> [Task directions]: Return all lines in the material below that contain "меню".

[Saved data entries]

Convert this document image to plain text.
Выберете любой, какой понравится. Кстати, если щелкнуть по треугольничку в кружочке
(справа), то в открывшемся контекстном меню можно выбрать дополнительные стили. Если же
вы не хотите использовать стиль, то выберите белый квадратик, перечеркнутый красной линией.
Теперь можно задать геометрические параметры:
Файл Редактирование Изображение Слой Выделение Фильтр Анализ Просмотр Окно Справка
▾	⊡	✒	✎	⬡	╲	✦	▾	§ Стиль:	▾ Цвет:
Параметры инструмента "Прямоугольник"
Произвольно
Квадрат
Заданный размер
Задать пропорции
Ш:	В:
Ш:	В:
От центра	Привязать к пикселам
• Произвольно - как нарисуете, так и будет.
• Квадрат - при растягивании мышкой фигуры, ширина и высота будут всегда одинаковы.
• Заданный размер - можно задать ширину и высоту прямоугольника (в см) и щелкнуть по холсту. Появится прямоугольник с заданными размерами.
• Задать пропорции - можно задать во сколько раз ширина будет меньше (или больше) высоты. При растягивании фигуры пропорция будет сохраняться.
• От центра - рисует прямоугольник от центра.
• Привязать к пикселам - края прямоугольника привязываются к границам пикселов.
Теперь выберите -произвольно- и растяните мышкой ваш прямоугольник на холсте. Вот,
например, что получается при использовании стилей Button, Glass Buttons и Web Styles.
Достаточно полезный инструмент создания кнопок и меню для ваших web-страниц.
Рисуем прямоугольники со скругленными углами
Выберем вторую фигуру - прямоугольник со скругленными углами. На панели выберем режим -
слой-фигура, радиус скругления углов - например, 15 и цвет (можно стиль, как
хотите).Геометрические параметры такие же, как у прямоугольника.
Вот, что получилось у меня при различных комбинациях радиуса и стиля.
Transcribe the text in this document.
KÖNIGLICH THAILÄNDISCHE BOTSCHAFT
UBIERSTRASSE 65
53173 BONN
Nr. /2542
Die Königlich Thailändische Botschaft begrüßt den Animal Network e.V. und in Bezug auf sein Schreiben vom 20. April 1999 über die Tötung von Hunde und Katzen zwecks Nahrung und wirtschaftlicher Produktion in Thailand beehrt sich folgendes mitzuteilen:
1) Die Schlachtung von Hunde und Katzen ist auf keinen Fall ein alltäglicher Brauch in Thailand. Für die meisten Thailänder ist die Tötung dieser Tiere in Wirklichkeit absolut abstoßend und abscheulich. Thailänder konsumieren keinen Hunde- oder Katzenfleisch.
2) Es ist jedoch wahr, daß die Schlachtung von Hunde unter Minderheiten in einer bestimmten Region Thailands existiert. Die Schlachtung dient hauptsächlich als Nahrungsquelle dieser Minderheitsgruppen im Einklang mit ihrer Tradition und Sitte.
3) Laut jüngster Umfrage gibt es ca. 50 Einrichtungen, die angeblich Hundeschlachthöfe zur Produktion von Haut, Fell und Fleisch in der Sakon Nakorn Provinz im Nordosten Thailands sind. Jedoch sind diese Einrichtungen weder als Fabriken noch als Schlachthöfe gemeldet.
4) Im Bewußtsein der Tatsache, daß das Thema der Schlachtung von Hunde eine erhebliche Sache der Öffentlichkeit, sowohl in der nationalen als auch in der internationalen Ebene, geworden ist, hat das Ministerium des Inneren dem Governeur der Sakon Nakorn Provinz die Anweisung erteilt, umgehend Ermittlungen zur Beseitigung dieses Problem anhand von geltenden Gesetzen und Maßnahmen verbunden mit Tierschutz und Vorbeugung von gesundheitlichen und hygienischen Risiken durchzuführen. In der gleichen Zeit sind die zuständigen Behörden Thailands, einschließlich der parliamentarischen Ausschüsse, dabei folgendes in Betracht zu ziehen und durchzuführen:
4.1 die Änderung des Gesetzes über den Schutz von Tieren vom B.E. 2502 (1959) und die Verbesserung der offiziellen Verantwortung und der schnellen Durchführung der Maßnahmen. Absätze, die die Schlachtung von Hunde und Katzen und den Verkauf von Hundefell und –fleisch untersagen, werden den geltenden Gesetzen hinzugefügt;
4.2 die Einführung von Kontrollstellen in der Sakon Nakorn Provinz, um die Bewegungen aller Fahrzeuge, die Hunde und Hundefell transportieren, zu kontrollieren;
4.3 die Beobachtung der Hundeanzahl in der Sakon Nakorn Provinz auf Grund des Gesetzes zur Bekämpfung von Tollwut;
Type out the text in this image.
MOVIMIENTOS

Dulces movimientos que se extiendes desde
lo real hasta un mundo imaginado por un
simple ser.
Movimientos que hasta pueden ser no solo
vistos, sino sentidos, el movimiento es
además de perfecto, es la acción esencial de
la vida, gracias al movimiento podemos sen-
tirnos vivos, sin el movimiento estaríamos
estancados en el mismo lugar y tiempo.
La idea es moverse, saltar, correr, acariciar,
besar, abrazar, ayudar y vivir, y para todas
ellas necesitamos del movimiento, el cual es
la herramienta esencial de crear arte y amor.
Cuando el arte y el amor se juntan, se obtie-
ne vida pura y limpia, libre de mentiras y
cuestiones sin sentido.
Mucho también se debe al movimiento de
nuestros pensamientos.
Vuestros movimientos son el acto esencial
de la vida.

> [Expected answer]:
(справа), то в открывшемся контекстном меню можно выбрать дополнительные стили. Если же
Достаточно полезный инструмент создания кнопок и меню для ваших web-страниц.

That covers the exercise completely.